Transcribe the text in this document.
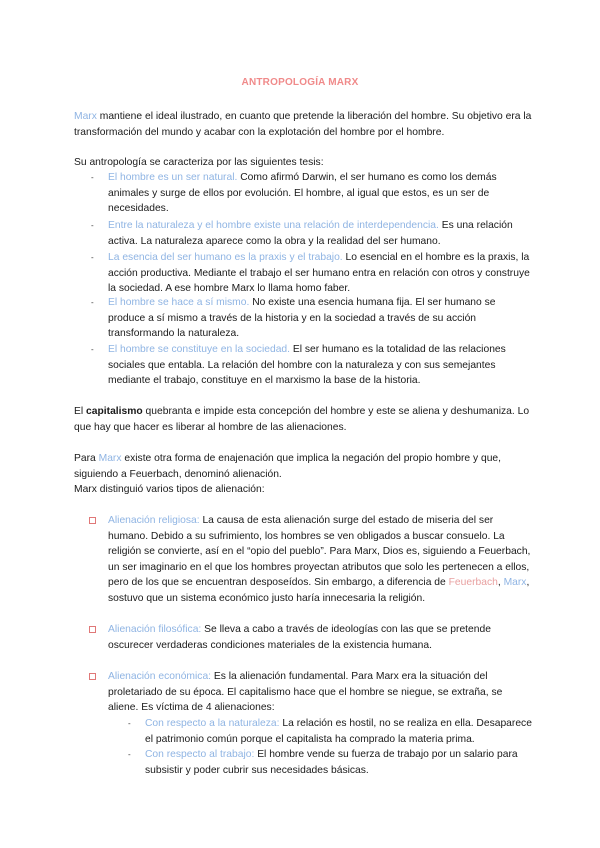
ANTROPOLOGÍA MARX
Marx mantiene el ideal ilustrado, en cuanto que pretende la liberación del hombre. Su objetivo era la transformación del mundo y acabar con la explotación del hombre por el hombre.
Su antropología se caracteriza por las siguientes tesis:
‑ El hombre es un ser natural. Como afirmó Darwin, el ser humano es como los demás animales y surge de ellos por evolución. El hombre, al igual que estos, es un ser de necesidades.
‑ Entre la naturaleza y el hombre existe una relación de interdependencia. Es una relación activa. La naturaleza aparece como la obra y la realidad del ser humano.
‑ La esencia del ser humano es la praxis y el trabajo. Lo esencial en el hombre es la praxis, la acción productiva. Mediante el trabajo el ser humano entra en relación con otros y construye la sociedad. A ese hombre Marx lo llama homo faber.
‑ El hombre se hace a sí mismo. No existe una esencia humana fija. El ser humano se produce a sí mismo a través de la historia y en la sociedad a través de su acción transformando la naturaleza.
‑ El hombre se constituye en la sociedad. El ser humano es la totalidad de las relaciones sociales que entabla. La relación del hombre con la naturaleza y con sus semejantes mediante el trabajo, constituye en el marxismo la base de la historia.
El capitalismo quebranta e impide esta concepción del hombre y este se aliena y deshumaniza. Lo que hay que hacer es liberar al hombre de las alienaciones.
Para Marx existe otra forma de enajenación que implica la negación del propio hombre y que, siguiendo a Feuerbach, denominó alienación.
Marx distinguió varios tipos de alienación:
Alienación religiosa: La causa de esta alienación surge del estado de miseria del ser humano. Debido a su sufrimiento, los hombres se ven obligados a buscar consuelo. La religión se convierte, así en el “opio del pueblo”. Para Marx, Dios es, siguiendo a Feuerbach, un ser imaginario en el que los hombres proyectan atributos que solo les pertenecen a ellos, pero de los que se encuentran desposeídos. Sin embargo, a diferencia de Feuerbach, Marx, sostuvo que un sistema económico justo haría innecesaria la religión.
Alienación filosófica: Se lleva a cabo a través de ideologías con las que se pretende oscurecer verdaderas condiciones materiales de la existencia humana.
Alienación económica: Es la alienación fundamental. Para Marx era la situación del proletariado de su época. El capitalismo hace que el hombre se niegue, se extraña, se aliene. Es víctima de 4 alienaciones:
‑ Con respecto a la naturaleza: La relación es hostil, no se realiza en ella. Desaparece el patrimonio común porque el capitalista ha comprado la materia prima.
‑ Con respecto al trabajo: El hombre vende su fuerza de trabajo por un salario para subsistir y poder cubrir sus necesidades básicas.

────────────────────

*Stated exercise*: Pull out each line holding the string "naturaleza".

*Finished task*:
‑ Entre la naturaleza y el hombre existe una relación de interdependencia. Es una relación activa. La naturaleza aparece como la obra y la realidad del ser humano.
‑ El hombre se hace a sí mismo. No existe una esencia humana fija. El ser humano se produce a sí mismo a través de la historia y en la sociedad a través de su acción transformando la naturaleza.
‑ El hombre se constituye en la sociedad. El ser humano es la totalidad de las relaciones sociales que entabla. La relación del hombre con la naturaleza y con sus semejantes mediante el trabajo, constituye en el marxismo la base de la historia.
‑ Con respecto a la naturaleza: La relación es hostil, no se realiza en ella. Desaparece el patrimonio común porque el capitalista ha comprado la materia prima.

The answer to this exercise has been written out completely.